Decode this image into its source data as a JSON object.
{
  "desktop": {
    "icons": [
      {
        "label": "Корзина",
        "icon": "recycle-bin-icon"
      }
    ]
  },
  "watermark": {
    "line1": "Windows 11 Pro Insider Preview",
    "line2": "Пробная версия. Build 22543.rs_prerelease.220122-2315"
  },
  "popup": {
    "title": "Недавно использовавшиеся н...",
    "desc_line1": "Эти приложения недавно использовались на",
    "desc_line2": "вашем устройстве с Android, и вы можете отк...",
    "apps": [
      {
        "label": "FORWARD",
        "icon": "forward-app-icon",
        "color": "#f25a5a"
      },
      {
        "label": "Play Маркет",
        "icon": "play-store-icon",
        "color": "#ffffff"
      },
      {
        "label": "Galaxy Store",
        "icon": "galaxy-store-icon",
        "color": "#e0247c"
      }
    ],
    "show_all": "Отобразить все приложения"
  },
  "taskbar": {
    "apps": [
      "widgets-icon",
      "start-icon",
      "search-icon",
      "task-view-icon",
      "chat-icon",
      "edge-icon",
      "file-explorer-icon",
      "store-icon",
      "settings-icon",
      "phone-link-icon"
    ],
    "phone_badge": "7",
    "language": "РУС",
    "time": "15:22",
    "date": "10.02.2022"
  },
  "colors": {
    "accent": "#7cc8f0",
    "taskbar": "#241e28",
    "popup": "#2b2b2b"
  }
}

——

§ Written task
Show each line of the data that contains the string "label".

§ Final answer
        "label": "Корзина",
        "label": "FORWARD",
        "label": "Play Маркет",
        "label": "Galaxy Store",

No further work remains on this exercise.